Raw records>
________________

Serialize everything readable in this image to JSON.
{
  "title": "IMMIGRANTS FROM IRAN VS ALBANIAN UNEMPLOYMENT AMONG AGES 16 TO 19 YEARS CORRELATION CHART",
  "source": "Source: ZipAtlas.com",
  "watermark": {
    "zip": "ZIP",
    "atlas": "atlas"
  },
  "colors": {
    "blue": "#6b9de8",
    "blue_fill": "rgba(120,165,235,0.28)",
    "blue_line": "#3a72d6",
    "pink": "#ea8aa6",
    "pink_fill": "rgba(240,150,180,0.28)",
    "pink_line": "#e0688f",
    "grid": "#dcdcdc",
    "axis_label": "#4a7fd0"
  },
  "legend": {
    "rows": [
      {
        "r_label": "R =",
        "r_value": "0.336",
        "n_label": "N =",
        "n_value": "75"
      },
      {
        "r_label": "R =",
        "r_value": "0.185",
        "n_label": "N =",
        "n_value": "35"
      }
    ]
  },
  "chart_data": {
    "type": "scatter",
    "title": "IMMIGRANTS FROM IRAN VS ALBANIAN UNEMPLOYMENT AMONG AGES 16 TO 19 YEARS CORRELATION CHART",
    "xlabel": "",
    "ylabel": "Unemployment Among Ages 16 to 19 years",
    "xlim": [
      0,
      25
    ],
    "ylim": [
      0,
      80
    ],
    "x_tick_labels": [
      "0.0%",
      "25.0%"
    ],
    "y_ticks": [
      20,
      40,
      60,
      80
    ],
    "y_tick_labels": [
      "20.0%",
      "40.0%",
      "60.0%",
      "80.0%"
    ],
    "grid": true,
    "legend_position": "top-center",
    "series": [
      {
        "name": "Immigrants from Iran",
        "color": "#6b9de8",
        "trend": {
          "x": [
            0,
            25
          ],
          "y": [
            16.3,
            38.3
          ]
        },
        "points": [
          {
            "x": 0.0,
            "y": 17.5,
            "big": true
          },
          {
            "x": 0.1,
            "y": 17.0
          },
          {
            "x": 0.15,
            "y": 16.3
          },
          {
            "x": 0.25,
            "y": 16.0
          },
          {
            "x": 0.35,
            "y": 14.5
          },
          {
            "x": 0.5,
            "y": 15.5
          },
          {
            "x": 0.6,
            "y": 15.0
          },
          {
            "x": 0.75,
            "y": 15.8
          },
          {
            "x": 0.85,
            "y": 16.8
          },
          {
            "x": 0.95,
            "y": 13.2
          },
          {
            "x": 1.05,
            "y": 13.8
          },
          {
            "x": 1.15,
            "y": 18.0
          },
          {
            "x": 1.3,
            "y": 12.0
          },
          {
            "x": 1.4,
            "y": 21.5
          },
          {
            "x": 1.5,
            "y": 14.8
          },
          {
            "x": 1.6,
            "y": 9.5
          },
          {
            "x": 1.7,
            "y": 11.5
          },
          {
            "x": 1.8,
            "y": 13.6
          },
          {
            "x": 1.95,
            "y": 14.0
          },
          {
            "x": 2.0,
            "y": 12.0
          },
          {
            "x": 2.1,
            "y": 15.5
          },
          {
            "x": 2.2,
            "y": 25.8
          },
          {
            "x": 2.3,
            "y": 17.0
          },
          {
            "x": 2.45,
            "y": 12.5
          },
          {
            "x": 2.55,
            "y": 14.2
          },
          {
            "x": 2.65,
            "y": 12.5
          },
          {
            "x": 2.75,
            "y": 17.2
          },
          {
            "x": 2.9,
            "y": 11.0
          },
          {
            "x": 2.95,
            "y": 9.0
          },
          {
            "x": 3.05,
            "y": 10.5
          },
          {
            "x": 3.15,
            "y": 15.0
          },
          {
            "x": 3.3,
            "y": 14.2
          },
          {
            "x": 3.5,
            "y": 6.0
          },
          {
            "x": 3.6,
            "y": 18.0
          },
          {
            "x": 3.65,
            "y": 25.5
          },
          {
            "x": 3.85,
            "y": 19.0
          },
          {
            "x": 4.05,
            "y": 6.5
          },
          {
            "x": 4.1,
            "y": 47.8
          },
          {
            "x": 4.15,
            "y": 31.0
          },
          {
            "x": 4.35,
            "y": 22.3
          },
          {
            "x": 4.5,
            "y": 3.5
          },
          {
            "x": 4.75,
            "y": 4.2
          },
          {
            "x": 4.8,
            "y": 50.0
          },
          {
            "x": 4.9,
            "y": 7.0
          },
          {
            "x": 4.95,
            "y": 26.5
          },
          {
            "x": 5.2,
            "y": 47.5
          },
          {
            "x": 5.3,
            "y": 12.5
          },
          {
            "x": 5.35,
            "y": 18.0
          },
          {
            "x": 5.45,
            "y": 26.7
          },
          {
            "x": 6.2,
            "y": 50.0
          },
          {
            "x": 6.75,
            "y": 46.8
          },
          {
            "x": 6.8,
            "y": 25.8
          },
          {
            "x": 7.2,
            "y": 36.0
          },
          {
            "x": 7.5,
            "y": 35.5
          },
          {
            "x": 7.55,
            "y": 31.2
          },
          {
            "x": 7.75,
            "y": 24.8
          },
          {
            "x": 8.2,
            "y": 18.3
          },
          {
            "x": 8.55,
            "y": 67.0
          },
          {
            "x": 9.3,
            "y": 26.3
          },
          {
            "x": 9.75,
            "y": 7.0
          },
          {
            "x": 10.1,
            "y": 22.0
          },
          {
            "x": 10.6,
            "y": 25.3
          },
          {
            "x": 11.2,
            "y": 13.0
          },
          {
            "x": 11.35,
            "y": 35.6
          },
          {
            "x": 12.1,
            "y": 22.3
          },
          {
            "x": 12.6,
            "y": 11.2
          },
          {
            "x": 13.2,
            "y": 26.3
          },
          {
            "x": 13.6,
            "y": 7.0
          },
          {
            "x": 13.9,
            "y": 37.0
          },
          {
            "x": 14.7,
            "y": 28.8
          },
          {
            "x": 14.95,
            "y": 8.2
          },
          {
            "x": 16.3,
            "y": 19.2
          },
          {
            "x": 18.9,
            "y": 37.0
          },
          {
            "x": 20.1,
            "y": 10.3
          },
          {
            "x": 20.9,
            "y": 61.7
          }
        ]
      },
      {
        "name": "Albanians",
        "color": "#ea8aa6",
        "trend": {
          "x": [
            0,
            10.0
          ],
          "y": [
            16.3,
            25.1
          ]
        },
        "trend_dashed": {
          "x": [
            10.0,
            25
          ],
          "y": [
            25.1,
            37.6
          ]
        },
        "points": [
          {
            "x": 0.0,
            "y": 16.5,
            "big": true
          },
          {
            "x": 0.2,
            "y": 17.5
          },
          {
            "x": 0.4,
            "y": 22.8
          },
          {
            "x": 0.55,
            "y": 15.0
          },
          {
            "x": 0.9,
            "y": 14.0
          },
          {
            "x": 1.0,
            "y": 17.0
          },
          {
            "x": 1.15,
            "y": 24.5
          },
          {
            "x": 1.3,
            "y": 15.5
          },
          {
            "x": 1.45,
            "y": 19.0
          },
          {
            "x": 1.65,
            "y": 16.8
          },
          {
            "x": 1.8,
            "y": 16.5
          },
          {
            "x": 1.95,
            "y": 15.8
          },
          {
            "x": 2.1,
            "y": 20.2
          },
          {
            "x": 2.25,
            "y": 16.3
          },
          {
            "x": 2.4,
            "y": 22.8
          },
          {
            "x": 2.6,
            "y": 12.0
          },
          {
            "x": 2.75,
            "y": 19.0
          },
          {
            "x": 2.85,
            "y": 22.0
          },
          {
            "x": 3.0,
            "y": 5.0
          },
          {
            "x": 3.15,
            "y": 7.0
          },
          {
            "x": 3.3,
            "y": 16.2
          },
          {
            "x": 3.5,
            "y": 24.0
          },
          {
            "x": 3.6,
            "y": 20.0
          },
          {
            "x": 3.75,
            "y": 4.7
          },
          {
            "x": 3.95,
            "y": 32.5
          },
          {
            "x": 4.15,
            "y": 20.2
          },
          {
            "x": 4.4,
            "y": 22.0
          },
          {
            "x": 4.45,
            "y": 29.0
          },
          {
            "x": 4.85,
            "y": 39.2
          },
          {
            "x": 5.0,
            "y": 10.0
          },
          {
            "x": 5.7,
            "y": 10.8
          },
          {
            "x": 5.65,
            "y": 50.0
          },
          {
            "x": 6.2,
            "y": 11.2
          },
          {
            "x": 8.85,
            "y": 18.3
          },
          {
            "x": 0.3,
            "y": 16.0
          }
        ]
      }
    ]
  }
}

________________

Copy out each line of the data containing the string "title".

Task solution>
  "title": "IMMIGRANTS FROM IRAN VS ALBANIAN UNEMPLOYMENT AMONG AGES 16 TO 19 YEARS CORRELATION CHART",
    "title": "IMMIGRANTS FROM IRAN VS ALBANIAN UNEMPLOYMENT AMONG AGES 16 TO 19 YEARS CORRELATION CHART",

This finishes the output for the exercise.